* **Texto de lectura**:
------
Adelina: un cuento mesmerista ambientado en la Sevilla del siglo XIX

 


Muchos creen que el maestro aparece en la vida de su alumno cuando este último está preparado. Lo que quizá no sea tan fácil es dilucidar si esa figura ejercerá como una guía positiva, o por el contrario conducirá a su pupilo por una senda oscura e incluso peligrosa. Ese último es el caso de los dos protagonistas de Adelina, una leyenda fantástica publicada en 1866 por el casi olvidado Vicente Rubio y Díaz.

Escribía Ildefonso Salán Villasur en el prólogo de El esqueleto vivo y otros cuentos trastornados (Celeste Ediciones, 2001) que la mayoría de relatos recogidos en aquella antología poseía elementos cómicos insertos en ellos. A propósito o no, los diferentes autores que desfilaban por las páginas de dicha compilación utilizaron la ironía y el delirio para tratar asuntos que encajaban en el género fantástico. Toda una paradoja, pues fueros precisamente ellos, realistas o naturalistas, quienes más contribuyeron a que ese Romanticismo tardío perdurase en el tiempo, siendo posible rastrearlos hasta el presente.

Si bien es cierto que muchos de los exponentes reunidos en el libro rebosan sarcasmo y logran arrancar alguna que otra sonrisa cómplice y divertida en los lectores, hay honrosas excepciones. Todos se alejaron se los tópicos del tenebrismo y tiraron de tópicos vacuos y manidos cuando escribieron sobre lo sobrenatural pero, al menos, el creador de Adelina ideó una secuencia de acontecimientos que estremecen por su crudeza para con las víctimas del anciano villano. Sí, ese antagonista era un ocultista que se señalaba casi desde su primera aparición, aprovechándose de la ignorancia y el ímpetu del anónimo joven que anhelaba ser un músico de fama imperecedera, pero eso no resta fuerza a su crueldad. Pronto entenderéis el por qué.
------
* **Material**:

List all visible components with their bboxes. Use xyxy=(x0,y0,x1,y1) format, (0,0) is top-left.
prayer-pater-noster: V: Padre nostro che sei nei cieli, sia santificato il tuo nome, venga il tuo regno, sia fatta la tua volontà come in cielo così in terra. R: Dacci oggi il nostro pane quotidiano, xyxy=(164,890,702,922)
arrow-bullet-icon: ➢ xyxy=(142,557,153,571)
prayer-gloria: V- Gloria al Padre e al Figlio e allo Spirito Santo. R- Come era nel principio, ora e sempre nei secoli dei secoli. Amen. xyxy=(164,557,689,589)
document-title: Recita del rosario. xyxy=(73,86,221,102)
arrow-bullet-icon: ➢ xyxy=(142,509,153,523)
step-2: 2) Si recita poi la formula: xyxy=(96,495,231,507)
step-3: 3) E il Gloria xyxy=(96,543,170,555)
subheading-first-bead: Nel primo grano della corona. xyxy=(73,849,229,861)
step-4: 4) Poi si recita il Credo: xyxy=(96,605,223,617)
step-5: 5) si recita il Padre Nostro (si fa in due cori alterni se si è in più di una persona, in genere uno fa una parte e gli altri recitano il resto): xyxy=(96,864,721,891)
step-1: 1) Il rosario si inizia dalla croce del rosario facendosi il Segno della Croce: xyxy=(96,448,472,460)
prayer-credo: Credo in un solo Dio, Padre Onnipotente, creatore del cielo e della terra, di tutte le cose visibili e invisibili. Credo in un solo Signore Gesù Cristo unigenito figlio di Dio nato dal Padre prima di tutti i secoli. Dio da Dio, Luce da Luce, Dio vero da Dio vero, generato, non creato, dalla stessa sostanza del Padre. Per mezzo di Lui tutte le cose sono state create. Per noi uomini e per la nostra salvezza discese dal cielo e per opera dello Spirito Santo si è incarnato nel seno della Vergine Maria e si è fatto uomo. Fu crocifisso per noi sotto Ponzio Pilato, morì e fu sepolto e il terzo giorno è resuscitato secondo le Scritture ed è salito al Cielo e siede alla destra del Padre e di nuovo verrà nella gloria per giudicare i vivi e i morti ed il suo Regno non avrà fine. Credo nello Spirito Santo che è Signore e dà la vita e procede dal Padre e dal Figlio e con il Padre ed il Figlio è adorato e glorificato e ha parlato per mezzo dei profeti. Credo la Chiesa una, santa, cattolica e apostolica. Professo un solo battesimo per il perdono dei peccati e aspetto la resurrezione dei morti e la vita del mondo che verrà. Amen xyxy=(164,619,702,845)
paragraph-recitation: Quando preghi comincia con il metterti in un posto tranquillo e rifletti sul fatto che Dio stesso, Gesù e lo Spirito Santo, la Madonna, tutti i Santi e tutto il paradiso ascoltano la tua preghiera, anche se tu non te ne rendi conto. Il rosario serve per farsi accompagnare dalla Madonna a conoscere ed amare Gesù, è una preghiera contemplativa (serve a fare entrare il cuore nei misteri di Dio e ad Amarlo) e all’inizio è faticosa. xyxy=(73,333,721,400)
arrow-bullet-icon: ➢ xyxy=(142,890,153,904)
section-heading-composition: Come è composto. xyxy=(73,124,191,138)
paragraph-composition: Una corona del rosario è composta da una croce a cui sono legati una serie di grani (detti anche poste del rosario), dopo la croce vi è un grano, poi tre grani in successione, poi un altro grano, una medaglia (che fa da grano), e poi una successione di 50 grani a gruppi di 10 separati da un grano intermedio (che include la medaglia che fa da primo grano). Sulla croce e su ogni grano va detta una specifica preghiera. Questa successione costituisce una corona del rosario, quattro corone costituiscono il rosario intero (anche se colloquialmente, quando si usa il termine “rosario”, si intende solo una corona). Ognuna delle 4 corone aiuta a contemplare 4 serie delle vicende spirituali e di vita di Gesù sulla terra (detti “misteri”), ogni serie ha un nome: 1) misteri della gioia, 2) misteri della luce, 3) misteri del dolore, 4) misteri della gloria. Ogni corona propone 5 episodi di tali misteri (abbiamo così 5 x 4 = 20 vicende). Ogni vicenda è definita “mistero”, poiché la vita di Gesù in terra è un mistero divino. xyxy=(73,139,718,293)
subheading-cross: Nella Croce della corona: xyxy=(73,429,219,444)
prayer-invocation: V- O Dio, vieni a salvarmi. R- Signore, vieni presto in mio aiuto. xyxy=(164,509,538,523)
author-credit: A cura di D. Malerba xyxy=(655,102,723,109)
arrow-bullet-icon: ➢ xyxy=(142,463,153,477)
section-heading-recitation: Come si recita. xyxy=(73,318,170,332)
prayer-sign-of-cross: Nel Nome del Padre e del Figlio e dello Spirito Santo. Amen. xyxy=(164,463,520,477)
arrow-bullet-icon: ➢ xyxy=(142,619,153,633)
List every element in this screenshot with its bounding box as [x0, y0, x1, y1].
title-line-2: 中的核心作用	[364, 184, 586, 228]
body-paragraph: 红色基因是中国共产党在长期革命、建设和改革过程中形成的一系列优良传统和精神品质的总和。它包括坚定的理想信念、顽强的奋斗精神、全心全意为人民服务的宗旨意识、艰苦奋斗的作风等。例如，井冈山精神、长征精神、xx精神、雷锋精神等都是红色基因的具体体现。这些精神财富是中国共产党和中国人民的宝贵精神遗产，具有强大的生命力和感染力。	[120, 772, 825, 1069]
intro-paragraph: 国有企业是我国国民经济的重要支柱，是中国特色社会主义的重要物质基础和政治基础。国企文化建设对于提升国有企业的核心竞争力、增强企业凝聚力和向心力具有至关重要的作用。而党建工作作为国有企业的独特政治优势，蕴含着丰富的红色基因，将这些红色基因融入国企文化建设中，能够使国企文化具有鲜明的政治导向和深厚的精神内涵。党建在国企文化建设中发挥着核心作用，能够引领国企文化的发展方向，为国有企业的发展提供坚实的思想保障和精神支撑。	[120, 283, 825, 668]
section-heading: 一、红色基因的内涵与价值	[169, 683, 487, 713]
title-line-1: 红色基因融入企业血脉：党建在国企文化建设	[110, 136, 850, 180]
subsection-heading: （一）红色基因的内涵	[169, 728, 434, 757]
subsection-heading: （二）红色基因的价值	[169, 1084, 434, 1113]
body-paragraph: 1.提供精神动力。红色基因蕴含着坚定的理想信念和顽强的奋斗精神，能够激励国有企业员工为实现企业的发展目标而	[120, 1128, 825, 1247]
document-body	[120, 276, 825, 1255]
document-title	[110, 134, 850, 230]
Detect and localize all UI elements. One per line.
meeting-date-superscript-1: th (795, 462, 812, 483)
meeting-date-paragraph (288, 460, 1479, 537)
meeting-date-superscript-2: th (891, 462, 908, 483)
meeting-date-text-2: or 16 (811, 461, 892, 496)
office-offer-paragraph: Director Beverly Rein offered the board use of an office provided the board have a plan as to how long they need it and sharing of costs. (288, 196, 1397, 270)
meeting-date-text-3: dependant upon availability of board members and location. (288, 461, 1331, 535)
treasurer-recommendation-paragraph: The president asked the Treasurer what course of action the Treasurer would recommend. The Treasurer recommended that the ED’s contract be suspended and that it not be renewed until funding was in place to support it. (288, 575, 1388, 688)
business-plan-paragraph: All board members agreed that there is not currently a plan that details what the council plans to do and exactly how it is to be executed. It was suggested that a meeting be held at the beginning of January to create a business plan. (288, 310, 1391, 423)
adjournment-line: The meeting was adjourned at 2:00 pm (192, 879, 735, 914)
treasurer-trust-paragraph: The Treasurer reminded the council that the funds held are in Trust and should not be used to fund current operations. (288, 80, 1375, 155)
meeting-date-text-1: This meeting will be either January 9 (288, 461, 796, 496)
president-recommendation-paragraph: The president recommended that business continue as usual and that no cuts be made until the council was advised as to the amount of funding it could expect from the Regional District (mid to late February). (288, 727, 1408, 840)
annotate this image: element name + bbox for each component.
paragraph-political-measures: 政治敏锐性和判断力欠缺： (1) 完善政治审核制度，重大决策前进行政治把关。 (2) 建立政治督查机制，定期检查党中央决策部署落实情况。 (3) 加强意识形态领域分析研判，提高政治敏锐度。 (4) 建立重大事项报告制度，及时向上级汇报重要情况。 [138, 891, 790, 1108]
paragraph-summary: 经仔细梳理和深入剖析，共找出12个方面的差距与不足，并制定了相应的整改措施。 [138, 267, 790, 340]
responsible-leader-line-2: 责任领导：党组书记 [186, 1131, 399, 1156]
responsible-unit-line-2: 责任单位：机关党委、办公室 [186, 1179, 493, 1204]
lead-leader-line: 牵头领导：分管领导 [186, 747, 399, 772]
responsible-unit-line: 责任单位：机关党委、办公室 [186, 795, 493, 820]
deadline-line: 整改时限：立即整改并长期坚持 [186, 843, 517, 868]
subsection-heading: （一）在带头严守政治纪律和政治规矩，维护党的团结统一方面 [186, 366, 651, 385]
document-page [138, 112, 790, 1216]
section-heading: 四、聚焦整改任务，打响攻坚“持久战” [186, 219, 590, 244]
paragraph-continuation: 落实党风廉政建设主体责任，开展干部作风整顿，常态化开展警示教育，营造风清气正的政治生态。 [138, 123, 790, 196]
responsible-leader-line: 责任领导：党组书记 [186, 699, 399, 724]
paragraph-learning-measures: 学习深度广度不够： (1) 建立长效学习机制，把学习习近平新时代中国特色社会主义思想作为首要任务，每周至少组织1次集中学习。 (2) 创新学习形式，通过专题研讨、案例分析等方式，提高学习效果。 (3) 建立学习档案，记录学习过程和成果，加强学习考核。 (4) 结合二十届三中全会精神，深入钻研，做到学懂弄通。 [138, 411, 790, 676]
------
* **Ejercicio 1**: Enumera todas las cifras, incluidos los números romanos, que aparecen en el artículo sobre Adelina.
* **Ejercicio 2**: Reproduce sin cambios el fragmento del artículo sobre Adelina que va desde «Adelina: un cuento» hasta «Rubio y Díaz.».
* **Ejercicio 3**: Prosigue el artículo sobre Adelina a partir de su última frase.

* **Resultado 1**: XIX, 1866, 2001

* **Resultado 2**:
Adelina: un cuento mesmerista ambientado en la Sevilla del siglo XIX

 


Muchos creen que el maestro aparece en la vida de su alumno cuando este último está preparado. Lo que quizá no sea tan fácil es dilucidar si esa figura ejercerá como una guía positiva, o por el contrario conducirá a su pupilo por una senda oscura e incluso peligrosa. Ese último es el caso de los dos protagonistas de Adelina, una leyenda fantástica publicada en 1866 por el casi olvidado Vicente Rubio y Díaz.

* **Resultado 3**:
En cuanto a Vicente Rubio y Díaz, la escueta biografía recogida por Ildefonso Salán dice que fue catedrático de Ciencias Aplicadas en la Escuela Industrial de Cádiz e “Individuo de la Sociedad de Amigos del País”, sea lo que sea eso. Nada más se sabe de su andadura vital, por desgracia. Como ha pasado con tantos otros, ha pasado al olvido casi absoluto, siendo el relato que hoy traemos al blog de lo poco que le ha sobrevivido. Aun a sabiendas de ese hecho, podría sentirse afortunado – si es que hemos de creer en alguna suerte de conciencia individual sobreviviente al deceso – si supiese que casi siglo y medio después su nombre es leído en algún lugar. Ingente cantidad de artistas y creadores de todo tipo han corrido diferente suerte.

En cuanto a Adelina, no fue su primera incursión en los difusos terrenos que lindan con lo inexplicable, pues ya en 1860 publicó Estudios sobre la evocación de los espíritus, trabajo donde primero se burlaba de la credulidad de quienes aun creían en cualquier manifestación de supuesta vida ultramundana, para después justificar la existencia de esas mismas creencias. ¿A qué se debía esa inesperada defensa, si Rubio y Díaz decía que eran exaltaciones de la imaginación? Pues a su carácter serio y a la credulidad de los propios testigos, quienes por lo general se mostraban perplejos cuando describían los casos que vieron o experimentaron de alguna forma.

Hablando del relato en cuestión, poco de cómico encontraremos en él, como estamos a punto de comprobar. Solo hay un hecho, fortuito por otra parte, que desentona con el resto de la trama, y está directamente relacionado con la figura heroica en esta pugna entre el Bien y el Mal. Pero ya llegaremos a ese instante durante el breve resumen que sigue a continuación. Antes de ello, hemos de dejar constancia de los pasos que el infortunado protagonista siguió hasta dar con sus huesos en un encierro al que acudió por propia voluntad pero del que no podía escapar.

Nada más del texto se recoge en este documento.